Reproduce the material below word for word, starting at its first line and ending with the line containing "575, 1915, 620]", both included.

┌─ Raw records

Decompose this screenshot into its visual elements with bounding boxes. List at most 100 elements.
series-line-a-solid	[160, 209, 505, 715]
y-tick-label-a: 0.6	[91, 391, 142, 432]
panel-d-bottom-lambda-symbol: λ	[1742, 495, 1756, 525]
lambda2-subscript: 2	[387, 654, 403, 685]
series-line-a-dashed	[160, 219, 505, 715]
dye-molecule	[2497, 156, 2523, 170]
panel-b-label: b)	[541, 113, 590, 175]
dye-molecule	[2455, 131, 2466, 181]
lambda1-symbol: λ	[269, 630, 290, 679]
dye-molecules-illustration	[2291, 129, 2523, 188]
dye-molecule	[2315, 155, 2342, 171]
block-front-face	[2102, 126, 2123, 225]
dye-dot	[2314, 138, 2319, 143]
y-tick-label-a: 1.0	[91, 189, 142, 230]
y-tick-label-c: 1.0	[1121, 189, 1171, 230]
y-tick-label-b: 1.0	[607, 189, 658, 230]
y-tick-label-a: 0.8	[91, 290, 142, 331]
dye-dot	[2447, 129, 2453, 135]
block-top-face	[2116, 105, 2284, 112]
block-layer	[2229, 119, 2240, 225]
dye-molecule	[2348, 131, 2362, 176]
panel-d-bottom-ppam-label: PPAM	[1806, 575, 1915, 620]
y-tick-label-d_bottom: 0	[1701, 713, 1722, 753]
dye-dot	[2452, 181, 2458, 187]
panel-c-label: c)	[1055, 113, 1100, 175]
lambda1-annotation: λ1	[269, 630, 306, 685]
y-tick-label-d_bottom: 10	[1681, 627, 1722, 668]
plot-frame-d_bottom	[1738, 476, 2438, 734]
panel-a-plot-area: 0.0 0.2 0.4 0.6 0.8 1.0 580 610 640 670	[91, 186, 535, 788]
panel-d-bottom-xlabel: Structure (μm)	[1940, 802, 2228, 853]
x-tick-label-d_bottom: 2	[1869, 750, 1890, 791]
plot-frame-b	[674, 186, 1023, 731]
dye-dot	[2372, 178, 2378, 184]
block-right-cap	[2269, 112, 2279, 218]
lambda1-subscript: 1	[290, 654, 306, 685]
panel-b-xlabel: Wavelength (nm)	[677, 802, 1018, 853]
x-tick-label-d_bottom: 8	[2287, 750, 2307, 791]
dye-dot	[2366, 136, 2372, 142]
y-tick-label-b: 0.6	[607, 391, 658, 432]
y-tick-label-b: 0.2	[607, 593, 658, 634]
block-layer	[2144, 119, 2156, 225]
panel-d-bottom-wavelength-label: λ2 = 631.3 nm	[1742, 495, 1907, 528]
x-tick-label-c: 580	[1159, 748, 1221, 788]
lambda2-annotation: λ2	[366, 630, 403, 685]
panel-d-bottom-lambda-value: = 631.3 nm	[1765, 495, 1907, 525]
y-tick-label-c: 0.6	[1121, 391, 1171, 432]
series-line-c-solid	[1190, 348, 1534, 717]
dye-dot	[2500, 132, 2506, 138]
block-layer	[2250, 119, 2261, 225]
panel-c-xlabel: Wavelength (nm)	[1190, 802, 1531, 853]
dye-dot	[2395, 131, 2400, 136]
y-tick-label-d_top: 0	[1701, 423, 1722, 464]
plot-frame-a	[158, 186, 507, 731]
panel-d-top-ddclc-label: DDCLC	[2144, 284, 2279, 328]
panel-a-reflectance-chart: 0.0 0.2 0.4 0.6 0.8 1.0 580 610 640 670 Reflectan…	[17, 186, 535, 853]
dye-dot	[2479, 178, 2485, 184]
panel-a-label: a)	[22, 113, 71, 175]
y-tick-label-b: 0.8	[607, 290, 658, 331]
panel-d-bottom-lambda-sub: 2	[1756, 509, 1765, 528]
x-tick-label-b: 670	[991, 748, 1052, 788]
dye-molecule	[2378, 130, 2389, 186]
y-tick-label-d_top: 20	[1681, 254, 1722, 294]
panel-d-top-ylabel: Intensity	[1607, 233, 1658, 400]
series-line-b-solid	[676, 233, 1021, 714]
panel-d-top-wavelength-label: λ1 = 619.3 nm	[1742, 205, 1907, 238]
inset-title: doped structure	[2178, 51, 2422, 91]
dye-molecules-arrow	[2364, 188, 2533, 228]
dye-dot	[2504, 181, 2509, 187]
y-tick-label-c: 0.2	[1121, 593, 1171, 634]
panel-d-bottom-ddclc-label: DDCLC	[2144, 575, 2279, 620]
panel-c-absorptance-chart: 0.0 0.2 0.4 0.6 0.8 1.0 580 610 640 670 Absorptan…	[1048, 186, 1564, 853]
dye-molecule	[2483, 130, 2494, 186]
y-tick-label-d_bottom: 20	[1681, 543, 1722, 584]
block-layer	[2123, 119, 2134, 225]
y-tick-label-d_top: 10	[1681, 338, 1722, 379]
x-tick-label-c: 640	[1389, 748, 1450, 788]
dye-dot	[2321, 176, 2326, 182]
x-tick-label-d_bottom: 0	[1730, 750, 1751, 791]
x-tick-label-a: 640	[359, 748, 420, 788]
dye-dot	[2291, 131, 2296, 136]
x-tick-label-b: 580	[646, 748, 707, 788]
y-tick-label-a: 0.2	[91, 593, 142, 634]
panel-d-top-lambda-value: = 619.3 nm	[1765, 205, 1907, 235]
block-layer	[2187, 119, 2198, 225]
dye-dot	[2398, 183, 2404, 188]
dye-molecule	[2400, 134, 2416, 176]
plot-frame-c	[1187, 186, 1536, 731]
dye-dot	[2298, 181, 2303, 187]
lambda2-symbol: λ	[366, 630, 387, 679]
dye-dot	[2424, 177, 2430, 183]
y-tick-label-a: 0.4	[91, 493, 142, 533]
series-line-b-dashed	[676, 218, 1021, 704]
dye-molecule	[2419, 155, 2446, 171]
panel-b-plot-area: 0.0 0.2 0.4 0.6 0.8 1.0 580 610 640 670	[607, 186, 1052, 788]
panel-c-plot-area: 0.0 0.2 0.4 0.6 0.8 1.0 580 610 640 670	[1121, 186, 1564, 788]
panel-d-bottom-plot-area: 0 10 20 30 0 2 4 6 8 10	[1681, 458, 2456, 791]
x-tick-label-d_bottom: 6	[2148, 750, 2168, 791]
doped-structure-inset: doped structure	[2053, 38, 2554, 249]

└─

Task solution:
Decompose this screenshot into its visual elements with bounding boxes. List at most 100 elements.
series-line-a-solid	[160, 209, 505, 715]
y-tick-label-a: 0.6	[91, 391, 142, 432]
panel-d-bottom-lambda-symbol: λ	[1742, 495, 1756, 525]
lambda2-subscript: 2	[387, 654, 403, 685]
series-line-a-dashed	[160, 219, 505, 715]
dye-molecule	[2497, 156, 2523, 170]
panel-b-label: b)	[541, 113, 590, 175]
dye-molecule	[2455, 131, 2466, 181]
lambda1-symbol: λ	[269, 630, 290, 679]
dye-molecules-illustration	[2291, 129, 2523, 188]
dye-molecule	[2315, 155, 2342, 171]
block-front-face	[2102, 126, 2123, 225]
dye-dot	[2314, 138, 2319, 143]
y-tick-label-a: 1.0	[91, 189, 142, 230]
y-tick-label-c: 1.0	[1121, 189, 1171, 230]
y-tick-label-b: 1.0	[607, 189, 658, 230]
y-tick-label-a: 0.8	[91, 290, 142, 331]
dye-dot	[2447, 129, 2453, 135]
block-top-face	[2116, 105, 2284, 112]
block-layer	[2229, 119, 2240, 225]
dye-molecule	[2348, 131, 2362, 176]
panel-d-bottom-ppam-label: PPAM	[1806, 575, 1915, 620]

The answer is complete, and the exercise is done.